• _Your task_: Rewrite the part of the piece on reporters covering bird flu that opens with the words "While face masks" and closes with "they wore one.", putting "residents" in place of "villagers".

The war in Iraq is going down as history’s most dangerous for journalists. War correspondents have some idea what they are getting into, however. Reporters covering local funerals of bird flu victims and poultry culling operations are usually general beat reporters and didn’t sign up for ultra hazardous duty. Now the Indonesian press corps is starting to worry.
”I really feel strongly that the issue of health and safety of reporters covering avian flu must be addressed by the management of news organizations,” said Daenk Haryono of the North Sumatra-based ‘Harian Global’ daily.
”Many times I’ve seen my colleagues go out to the field, not aware that they should be at least wearing face masks and gloves,” he added. ”It seems like the editors just want our stories and couldn’t give a damn about our safety,”
Haryono has every reason to worry. Two reporters have so far been admitted to hospital, suspected to be suffering from avian influenza or bird flu. The latest victim from the popular ‘Tempo’ daily was rushed to hospital last week when he developed high fever after covering the mass culling of chickens and the funeral of a bird flu victim in West Java. (IPS)
The News Safety Institute in Brussels has issued some general guidelines to reporters, such as advice to avoid dirct ontact with any poultry, but especially sick or dead poultry or places where they have likely contaminated things; to wash their hands often and defintely after any potential contact; to consider wearing personal protective great such as masks or gloves; be aware of flu like symptoms near a potential exposure for at lest 10 days.
Yeah, right. It’s doubtful how many reporters know these guidelines and even if they do, they present problems. People who have no protection are not thrilled to talk to reporters wearing masks and gloves.
While face masks are deemed as standard protection gear, many journalists complained that villagers often didn’t want to talk to them if they wore one.
”It’s really difficult getting interviews if I were to wear a face mask,” said Iir Sairoh of the West Java-based ‘Radio Cindelaras’. ”I seem to scare off people with it,” she added.
But the radio journalist revealed that not wearing a face mask, each time she conducted an interview has a traumatizing effect on her.
”It’s okay when I’m doing the interview, with the adrenalin flowing to beat the deadline. But after I’ve filed my piece that’s when I become scared,” she told the seminar.
”That’s when I realise that I haven’t had any protection and it just plays on and on in my head that I’m going to get sick and die,” said Sairoh, while sharing her experiences with her colleagues.
Sairoh revealed that once she had a fever after returning from a village where there was a bird flu outbreak.
”That was very scary and I told myself that if the fever persisted for another day I would go to the nearest hospital. Fortunately it did not,” she said. ”Maybe I’m just a hypochondriac,” added Sairoh, laughing it off. (IPS)
So much for the guidelines and so much for surveillance. Masks? No one knows if they do any good or which ones are the right ones (if any). Gloves? How do you dispose of them? Do you reuse them?
So far we know of no confirmed cases of H5N1 in reporters covering the story. But I don’t blame them for worrying. I’d worry, too.

• _Information provided_:
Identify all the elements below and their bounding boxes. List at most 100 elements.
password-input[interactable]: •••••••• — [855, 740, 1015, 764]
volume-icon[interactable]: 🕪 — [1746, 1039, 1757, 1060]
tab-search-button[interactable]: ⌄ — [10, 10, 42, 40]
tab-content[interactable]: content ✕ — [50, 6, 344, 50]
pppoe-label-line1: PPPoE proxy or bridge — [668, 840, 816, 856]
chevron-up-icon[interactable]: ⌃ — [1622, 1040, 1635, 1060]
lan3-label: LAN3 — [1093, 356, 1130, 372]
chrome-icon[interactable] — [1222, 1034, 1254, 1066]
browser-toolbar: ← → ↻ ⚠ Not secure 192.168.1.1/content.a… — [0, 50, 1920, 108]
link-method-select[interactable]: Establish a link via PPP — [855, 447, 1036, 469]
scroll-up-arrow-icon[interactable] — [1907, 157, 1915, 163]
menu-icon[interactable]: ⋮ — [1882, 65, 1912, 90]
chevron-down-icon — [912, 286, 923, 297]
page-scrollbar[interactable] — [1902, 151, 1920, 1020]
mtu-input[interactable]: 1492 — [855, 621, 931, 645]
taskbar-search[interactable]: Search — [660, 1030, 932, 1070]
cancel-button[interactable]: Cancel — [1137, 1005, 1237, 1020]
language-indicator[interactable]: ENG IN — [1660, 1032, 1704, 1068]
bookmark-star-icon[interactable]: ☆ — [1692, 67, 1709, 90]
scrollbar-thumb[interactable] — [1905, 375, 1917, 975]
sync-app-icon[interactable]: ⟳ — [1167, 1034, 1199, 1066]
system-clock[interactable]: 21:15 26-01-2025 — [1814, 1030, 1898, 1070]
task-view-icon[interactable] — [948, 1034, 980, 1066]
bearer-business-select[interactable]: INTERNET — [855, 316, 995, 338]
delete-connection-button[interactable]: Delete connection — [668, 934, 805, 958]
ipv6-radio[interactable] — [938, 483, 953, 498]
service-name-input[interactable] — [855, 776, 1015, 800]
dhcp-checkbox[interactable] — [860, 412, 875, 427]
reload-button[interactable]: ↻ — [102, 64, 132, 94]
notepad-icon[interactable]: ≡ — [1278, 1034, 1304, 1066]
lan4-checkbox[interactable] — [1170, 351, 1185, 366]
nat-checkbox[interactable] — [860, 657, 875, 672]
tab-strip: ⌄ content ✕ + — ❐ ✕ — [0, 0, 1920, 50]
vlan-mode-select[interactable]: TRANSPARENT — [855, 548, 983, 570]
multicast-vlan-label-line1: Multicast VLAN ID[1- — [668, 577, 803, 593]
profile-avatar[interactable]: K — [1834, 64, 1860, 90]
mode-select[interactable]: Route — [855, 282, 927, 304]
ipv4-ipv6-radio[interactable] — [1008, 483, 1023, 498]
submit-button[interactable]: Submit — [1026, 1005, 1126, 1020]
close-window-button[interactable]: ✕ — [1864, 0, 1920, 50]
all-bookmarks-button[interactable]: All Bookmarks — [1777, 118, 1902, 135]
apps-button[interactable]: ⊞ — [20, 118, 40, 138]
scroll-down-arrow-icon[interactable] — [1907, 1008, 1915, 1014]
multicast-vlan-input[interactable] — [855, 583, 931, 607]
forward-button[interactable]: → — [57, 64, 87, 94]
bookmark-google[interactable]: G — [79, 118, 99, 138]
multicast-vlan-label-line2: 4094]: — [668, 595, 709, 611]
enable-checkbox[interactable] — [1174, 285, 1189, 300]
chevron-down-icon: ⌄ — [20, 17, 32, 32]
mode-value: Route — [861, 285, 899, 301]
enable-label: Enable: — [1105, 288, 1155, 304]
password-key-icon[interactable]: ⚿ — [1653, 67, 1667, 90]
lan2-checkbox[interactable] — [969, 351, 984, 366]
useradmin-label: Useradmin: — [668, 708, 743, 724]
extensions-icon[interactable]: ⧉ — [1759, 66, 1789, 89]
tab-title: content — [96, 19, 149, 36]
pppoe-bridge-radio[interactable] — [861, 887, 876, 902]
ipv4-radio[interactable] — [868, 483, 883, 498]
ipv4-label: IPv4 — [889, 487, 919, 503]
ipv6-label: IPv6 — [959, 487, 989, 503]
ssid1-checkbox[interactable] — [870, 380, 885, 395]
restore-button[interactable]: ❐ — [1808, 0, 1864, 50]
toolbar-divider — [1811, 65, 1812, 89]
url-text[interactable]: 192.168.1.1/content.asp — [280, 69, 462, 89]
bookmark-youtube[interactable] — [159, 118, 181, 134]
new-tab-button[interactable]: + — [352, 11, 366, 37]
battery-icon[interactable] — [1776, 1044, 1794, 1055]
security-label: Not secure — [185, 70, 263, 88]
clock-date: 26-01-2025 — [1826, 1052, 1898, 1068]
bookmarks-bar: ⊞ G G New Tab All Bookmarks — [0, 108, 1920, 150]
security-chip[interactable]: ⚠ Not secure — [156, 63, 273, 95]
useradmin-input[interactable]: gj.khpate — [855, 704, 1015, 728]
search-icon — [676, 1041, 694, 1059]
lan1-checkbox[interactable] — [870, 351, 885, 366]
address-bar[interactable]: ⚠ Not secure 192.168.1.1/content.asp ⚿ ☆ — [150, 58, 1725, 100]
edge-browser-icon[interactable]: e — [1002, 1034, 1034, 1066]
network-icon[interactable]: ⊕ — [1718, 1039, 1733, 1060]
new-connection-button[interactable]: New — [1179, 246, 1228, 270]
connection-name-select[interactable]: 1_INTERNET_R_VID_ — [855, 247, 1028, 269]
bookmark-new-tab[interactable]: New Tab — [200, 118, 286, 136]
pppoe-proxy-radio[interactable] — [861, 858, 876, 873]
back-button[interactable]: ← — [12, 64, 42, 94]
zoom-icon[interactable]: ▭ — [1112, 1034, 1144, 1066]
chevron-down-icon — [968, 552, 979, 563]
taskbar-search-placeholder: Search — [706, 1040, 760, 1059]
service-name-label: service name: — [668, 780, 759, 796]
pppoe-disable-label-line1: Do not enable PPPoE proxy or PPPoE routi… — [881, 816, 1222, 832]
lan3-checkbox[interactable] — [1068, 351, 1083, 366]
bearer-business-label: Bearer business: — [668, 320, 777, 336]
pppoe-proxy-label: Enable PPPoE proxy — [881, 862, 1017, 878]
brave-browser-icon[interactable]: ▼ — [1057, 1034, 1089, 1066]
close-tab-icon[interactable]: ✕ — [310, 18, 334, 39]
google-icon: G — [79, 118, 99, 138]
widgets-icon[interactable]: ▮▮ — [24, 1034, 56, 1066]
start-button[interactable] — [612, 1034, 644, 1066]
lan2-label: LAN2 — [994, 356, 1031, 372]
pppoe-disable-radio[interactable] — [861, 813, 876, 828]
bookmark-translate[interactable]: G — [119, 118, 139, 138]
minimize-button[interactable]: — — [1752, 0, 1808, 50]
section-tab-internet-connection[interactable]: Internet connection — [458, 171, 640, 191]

• _Result of this exercise_:
While face masks are deemed as standard protection gear, many journalists complained that residents often didn’t want to talk to them if they wore one.